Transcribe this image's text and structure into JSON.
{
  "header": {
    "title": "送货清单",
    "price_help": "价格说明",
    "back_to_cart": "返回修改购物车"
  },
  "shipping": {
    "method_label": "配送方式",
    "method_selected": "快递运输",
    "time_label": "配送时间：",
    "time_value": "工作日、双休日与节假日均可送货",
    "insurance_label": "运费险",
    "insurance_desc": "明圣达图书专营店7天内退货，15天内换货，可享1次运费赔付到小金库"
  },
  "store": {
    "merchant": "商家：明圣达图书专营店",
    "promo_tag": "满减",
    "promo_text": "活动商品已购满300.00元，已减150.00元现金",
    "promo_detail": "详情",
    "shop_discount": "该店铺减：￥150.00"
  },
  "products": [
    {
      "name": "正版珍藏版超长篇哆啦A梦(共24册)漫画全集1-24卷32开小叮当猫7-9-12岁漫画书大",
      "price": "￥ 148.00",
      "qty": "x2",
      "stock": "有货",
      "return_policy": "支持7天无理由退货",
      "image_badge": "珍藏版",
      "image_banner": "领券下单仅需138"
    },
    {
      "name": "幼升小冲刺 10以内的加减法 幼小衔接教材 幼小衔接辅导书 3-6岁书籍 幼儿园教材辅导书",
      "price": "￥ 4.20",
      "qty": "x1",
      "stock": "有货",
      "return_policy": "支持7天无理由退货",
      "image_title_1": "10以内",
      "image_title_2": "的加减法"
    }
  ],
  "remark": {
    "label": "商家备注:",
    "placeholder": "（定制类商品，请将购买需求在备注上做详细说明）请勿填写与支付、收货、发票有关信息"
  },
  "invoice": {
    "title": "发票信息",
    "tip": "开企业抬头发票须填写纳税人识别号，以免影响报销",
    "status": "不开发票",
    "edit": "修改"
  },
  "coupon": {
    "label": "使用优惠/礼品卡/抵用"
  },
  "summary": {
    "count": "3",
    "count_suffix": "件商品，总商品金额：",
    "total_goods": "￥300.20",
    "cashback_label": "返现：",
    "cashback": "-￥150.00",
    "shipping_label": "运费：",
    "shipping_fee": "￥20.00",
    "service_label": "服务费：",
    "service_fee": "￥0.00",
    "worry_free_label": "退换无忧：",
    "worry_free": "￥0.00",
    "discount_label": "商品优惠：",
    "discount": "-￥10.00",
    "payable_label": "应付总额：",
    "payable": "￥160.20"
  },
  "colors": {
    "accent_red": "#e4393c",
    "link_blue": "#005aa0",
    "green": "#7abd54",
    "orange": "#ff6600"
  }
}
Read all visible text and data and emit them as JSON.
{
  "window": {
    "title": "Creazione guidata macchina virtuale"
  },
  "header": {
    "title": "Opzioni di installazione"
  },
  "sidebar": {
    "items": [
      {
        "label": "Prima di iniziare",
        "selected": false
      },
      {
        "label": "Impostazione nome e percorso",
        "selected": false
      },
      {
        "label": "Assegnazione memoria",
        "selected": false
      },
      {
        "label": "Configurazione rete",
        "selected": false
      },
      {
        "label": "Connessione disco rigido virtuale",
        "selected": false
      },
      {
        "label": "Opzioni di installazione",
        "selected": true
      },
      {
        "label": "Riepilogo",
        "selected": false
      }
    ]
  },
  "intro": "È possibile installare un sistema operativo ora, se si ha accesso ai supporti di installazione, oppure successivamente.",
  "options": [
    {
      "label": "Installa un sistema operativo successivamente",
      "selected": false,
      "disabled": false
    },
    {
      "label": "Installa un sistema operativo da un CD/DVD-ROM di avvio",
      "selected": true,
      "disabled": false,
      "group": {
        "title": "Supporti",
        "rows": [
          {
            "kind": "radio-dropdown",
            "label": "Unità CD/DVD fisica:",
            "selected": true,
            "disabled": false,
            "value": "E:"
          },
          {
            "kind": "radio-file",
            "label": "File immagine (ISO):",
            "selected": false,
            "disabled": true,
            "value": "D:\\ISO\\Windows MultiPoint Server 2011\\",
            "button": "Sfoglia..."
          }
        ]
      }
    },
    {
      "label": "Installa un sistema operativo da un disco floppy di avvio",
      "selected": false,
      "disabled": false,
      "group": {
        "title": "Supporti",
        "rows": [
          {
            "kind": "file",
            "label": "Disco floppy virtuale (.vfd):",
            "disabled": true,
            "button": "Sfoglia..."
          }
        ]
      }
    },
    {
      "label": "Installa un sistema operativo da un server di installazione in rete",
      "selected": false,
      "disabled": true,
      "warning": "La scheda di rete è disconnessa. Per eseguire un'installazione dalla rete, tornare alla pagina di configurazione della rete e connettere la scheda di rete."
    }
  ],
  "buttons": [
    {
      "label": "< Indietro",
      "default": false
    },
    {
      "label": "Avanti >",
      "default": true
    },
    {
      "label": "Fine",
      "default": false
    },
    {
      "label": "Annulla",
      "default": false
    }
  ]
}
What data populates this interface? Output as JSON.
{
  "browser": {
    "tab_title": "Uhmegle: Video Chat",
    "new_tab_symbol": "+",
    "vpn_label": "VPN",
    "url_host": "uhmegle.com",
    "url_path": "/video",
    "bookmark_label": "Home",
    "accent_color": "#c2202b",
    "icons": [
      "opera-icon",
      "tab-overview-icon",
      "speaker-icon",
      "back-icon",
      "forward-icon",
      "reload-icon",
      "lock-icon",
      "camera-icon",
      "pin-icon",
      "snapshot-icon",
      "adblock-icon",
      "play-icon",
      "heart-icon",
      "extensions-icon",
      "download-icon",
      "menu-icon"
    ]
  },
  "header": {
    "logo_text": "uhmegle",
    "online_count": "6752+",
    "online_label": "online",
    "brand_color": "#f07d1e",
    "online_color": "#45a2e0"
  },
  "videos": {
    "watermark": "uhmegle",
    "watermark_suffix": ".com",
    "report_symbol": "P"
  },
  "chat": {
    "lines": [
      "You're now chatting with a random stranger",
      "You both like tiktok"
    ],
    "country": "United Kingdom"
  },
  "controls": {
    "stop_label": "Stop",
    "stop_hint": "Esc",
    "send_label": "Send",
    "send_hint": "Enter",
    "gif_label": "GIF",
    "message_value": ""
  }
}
+ + + + + + +
**Required task**
Write every entry out again exactly.

**Output**
Transcribe this image's text and structure into JSON.
{
  "header": {
    "title": "送货清单",
    "price_help": "价格说明",
    "back_to_cart": "返回修改购物车"
  },
  "shipping": {
    "method_label": "配送方式",
    "method_selected": "快递运输",
    "time_label": "配送时间：",
    "time_value": "工作日、双休日与节假日均可送货",
    "insurance_label": "运费险",
    "insurance_desc": "明圣达图书专营店7天内退货，15天内换货，可享1次运费赔付到小金库"
  },
  "store": {
    "merchant": "商家：明圣达图书专营店",
    "promo_tag": "满减",
    "promo_text": "活动商品已购满300.00元，已减150.00元现金",
    "promo_detail": "详情",
    "shop_discount": "该店铺减：￥150.00"
  },
  "products": [
    {
      "name": "正版珍藏版超长篇哆啦A梦(共24册)漫画全集1-24卷32开小叮当猫7-9-12岁漫画书大",
      "price": "￥ 148.00",
      "qty": "x2",
      "stock": "有货",
      "return_policy": "支持7天无理由退货",
      "image_badge": "珍藏版",
      "image_banner": "领券下单仅需138"
    },
    {
      "name": "幼升小冲刺 10以内的加减法 幼小衔接教材 幼小衔接辅导书 3-6岁书籍 幼儿园教材辅导书",
      "price": "￥ 4.20",
      "qty": "x1",
      "stock": "有货",
      "return_policy": "支持7天无理由退货",
      "image_title_1": "10以内",
      "image_title_2": "的加减法"
    }
  ],
  "remark": {
    "label": "商家备注:",
    "placeholder": "（定制类商品，请将购买需求在备注上做详细说明）请勿填写与支付、收货、发票有关信息"
  },
  "invoice": {
    "title": "发票信息",
    "tip": "开企业抬头发票须填写纳税人识别号，以免影响报销",
    "status": "不开发票",
    "edit": "修改"
  },
  "coupon": {
    "label": "使用优惠/礼品卡/抵用"
  },
  "summary": {
    "count": "3",
    "count_suffix": "件商品，总商品金额：",
    "total_goods": "￥300.20",
    "cashback_label": "返现：",
    "cashback": "-￥150.00",
    "shipping_label": "运费：",
    "shipping_fee": "￥20.00",
    "service_label": "服务费：",
    "service_fee": "￥0.00",
    "worry_free_label": "退换无忧：",
    "worry_free": "￥0.00",
    "discount_label": "商品优惠：",
    "discount": "-￥10.00",
    "payable_label": "应付总额：",
    "payable": "￥160.20"
  },
  "colors": {
    "accent_red": "#e4393c",
    "link_blue": "#005aa0",
    "green": "#7abd54",
    "orange": "#ff6600"
  }
}
Read all visible text and data and emit them as JSON.
{
  "window": {
    "title": "Creazione guidata macchina virtuale"
  },
  "header": {
    "title": "Opzioni di installazione"
  },
  "sidebar": {
    "items": [
      {
        "label": "Prima di iniziare",
        "selected": false
      },
      {
        "label": "Impostazione nome e percorso",
        "selected": false
      },
      {
        "label": "Assegnazione memoria",
        "selected": false
      },
      {
        "label": "Configurazione rete",
        "selected": false
      },
      {
        "label": "Connessione disco rigido virtuale",
        "selected": false
      },
      {
        "label": "Opzioni di installazione",
        "selected": true
      },
      {
        "label": "Riepilogo",
        "selected": false
      }
    ]
  },
  "intro": "È possibile installare un sistema operativo ora, se si ha accesso ai supporti di installazione, oppure successivamente.",
  "options": [
    {
      "label": "Installa un sistema operativo successivamente",
      "selected": false,
      "disabled": false
    },
    {
      "label": "Installa un sistema operativo da un CD/DVD-ROM di avvio",
      "selected": true,
      "disabled": false,
      "group": {
        "title": "Supporti",
        "rows": [
          {
            "kind": "radio-dropdown",
            "label": "Unità CD/DVD fisica:",
            "selected": true,
            "disabled": false,
            "value": "E:"
          },
          {
            "kind": "radio-file",
            "label": "File immagine (ISO):",
            "selected": false,
            "disabled": true,
            "value": "D:\\ISO\\Windows MultiPoint Server 2011\\",
            "button": "Sfoglia..."
          }
        ]
      }
    },
    {
      "label": "Installa un sistema operativo da un disco floppy di avvio",
      "selected": false,
      "disabled": false,
      "group": {
        "title": "Supporti",
        "rows": [
          {
            "kind": "file",
            "label": "Disco floppy virtuale (.vfd):",
            "disabled": true,
            "button": "Sfoglia..."
          }
        ]
      }
    },
    {
      "label": "Installa un sistema operativo da un server di installazione in rete",
      "selected": false,
      "disabled": true,
      "warning": "La scheda di rete è disconnessa. Per eseguire un'installazione dalla rete, tornare alla pagina di configurazione della rete e connettere la scheda di rete."
    }
  ],
  "buttons": [
    {
      "label": "< Indietro",
      "default": false
    },
    {
      "label": "Avanti >",
      "default": true
    },
    {
      "label": "Fine",
      "default": false
    },
    {
      "label": "Annulla",
      "default": false
    }
  ]
}
What data populates this interface? Output as JSON.
{
  "browser": {
    "tab_title": "Uhmegle: Video Chat",
    "new_tab_symbol": "+",
    "vpn_label": "VPN",
    "url_host": "uhmegle.com",
    "url_path": "/video",
    "bookmark_label": "Home",
    "accent_color": "#c2202b",
    "icons": [
      "opera-icon",
      "tab-overview-icon",
      "speaker-icon",
      "back-icon",
      "forward-icon",
      "reload-icon",
      "lock-icon",
      "camera-icon",
      "pin-icon",
      "snapshot-icon",
      "adblock-icon",
      "play-icon",
      "heart-icon",
      "extensions-icon",
      "download-icon",
      "menu-icon"
    ]
  },
  "header": {
    "logo_text": "uhmegle",
    "online_count": "6752+",
    "online_label": "online",
    "brand_color": "#f07d1e",
    "online_color": "#45a2e0"
  },
  "videos": {
    "watermark": "uhmegle",
    "watermark_suffix": ".com",
    "report_symbol": "P"
  },
  "chat": {
    "lines": [
      "You're now chatting with a random stranger",
      "You both like tiktok"
    ],
    "country": "United Kingdom"
  },
  "controls": {
    "stop_label": "Stop",
    "stop_hint": "Esc",
    "send_label": "Send",
    "send_hint": "Enter",
    "gif_label": "GIF",
    "message_value": ""
  }
}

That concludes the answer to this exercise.